### Given problem
Collect all lines from the records below that include the word "this".

### Extracted data
........
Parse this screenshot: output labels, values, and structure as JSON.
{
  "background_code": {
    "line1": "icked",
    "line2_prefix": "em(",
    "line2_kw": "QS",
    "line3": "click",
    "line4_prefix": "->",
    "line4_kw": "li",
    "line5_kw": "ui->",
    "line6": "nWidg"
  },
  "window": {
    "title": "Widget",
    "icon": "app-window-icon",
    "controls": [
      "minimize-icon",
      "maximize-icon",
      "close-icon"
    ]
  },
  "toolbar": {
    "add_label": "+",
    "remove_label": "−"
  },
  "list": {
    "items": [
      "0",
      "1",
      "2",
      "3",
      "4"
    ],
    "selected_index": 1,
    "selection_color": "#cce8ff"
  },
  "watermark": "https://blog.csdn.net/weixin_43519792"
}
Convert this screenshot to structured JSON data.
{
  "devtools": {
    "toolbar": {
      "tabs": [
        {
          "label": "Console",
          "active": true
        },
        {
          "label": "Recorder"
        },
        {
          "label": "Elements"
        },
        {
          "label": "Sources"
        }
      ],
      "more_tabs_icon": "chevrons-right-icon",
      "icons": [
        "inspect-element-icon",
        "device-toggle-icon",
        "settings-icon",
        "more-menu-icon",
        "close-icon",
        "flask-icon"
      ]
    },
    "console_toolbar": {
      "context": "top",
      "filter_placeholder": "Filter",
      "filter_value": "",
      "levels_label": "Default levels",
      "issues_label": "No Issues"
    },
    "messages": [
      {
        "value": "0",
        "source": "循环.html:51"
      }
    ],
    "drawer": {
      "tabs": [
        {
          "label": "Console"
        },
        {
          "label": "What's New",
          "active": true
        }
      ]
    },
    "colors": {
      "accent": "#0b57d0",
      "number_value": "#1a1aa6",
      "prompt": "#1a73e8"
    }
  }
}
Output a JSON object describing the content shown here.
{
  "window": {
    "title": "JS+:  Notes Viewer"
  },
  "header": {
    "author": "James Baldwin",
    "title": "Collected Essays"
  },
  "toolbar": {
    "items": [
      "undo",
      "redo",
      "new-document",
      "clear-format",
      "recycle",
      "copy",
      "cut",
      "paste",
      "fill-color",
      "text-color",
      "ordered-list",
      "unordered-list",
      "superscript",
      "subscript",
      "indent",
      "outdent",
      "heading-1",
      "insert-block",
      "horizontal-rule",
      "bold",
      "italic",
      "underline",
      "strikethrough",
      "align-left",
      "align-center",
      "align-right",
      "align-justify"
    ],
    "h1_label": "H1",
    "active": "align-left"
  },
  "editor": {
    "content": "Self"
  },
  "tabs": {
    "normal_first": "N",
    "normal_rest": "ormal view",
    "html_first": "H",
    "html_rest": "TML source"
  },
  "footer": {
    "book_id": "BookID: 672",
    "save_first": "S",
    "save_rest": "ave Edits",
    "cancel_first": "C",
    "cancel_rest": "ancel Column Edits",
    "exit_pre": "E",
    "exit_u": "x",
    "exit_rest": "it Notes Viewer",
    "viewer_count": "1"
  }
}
........
### In response
Parse this screenshot: output labels, values, and structure as JSON.
Convert this screenshot to structured JSON data.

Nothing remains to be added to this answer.